• _Prompt_:
Extract all data as written.

— START Records for processing —

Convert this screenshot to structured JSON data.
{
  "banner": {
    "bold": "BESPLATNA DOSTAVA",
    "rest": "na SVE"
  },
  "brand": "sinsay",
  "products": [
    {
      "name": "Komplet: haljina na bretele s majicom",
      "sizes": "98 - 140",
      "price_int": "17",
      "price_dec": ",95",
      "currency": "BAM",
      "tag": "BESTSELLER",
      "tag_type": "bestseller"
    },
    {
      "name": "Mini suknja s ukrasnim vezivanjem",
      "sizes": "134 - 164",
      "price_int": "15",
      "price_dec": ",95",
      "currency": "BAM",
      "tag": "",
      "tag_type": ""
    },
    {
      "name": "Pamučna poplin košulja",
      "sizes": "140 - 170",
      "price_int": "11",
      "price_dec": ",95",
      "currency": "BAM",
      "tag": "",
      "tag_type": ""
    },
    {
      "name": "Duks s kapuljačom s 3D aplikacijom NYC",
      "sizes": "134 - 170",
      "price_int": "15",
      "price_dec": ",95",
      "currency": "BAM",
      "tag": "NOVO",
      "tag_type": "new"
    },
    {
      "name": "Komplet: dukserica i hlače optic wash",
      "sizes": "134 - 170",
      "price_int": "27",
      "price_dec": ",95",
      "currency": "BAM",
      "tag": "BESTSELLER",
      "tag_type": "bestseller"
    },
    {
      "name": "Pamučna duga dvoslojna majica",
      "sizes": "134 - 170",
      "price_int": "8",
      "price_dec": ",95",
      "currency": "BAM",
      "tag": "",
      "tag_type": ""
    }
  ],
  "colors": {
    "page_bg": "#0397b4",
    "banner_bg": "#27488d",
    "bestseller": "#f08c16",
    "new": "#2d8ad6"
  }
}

— END Records for processing —

• _Answer to this task_:
Convert this screenshot to structured JSON data.
{
  "banner": {
    "bold": "BESPLATNA DOSTAVA",
    "rest": "na SVE"
  },
  "brand": "sinsay",
  "products": [
    {
      "name": "Komplet: haljina na bretele s majicom",
      "sizes": "98 - 140",
      "price_int": "17",
      "price_dec": ",95",
      "currency": "BAM",
      "tag": "BESTSELLER",
      "tag_type": "bestseller"
    },
    {
      "name": "Mini suknja s ukrasnim vezivanjem",
      "sizes": "134 - 164",
      "price_int": "15",
      "price_dec": ",95",
      "currency": "BAM",
      "tag": "",
      "tag_type": ""
    },
    {
      "name": "Pamučna poplin košulja",
      "sizes": "140 - 170",
      "price_int": "11",
      "price_dec": ",95",
      "currency": "BAM",
      "tag": "",
      "tag_type": ""
    },
    {
      "name": "Duks s kapuljačom s 3D aplikacijom NYC",
      "sizes": "134 - 170",
      "price_int": "15",
      "price_dec": ",95",
      "currency": "BAM",
      "tag": "NOVO",
      "tag_type": "new"
    },
    {
      "name": "Komplet: dukserica i hlače optic wash",
      "sizes": "134 - 170",
      "price_int": "27",
      "price_dec": ",95",
      "currency": "BAM",
      "tag": "BESTSELLER",
      "tag_type": "bestseller"
    },
    {
      "name": "Pamučna duga dvoslojna majica",
      "sizes": "134 - 170",
      "price_int": "8",
      "price_dec": ",95",
      "currency": "BAM",
      "tag": "",
      "tag_type": ""
    }
  ],
  "colors": {
    "page_bg": "#0397b4",
    "banner_bg": "#27488d",
    "bestseller": "#f08c16",
    "new": "#2d8ad6"
  }
}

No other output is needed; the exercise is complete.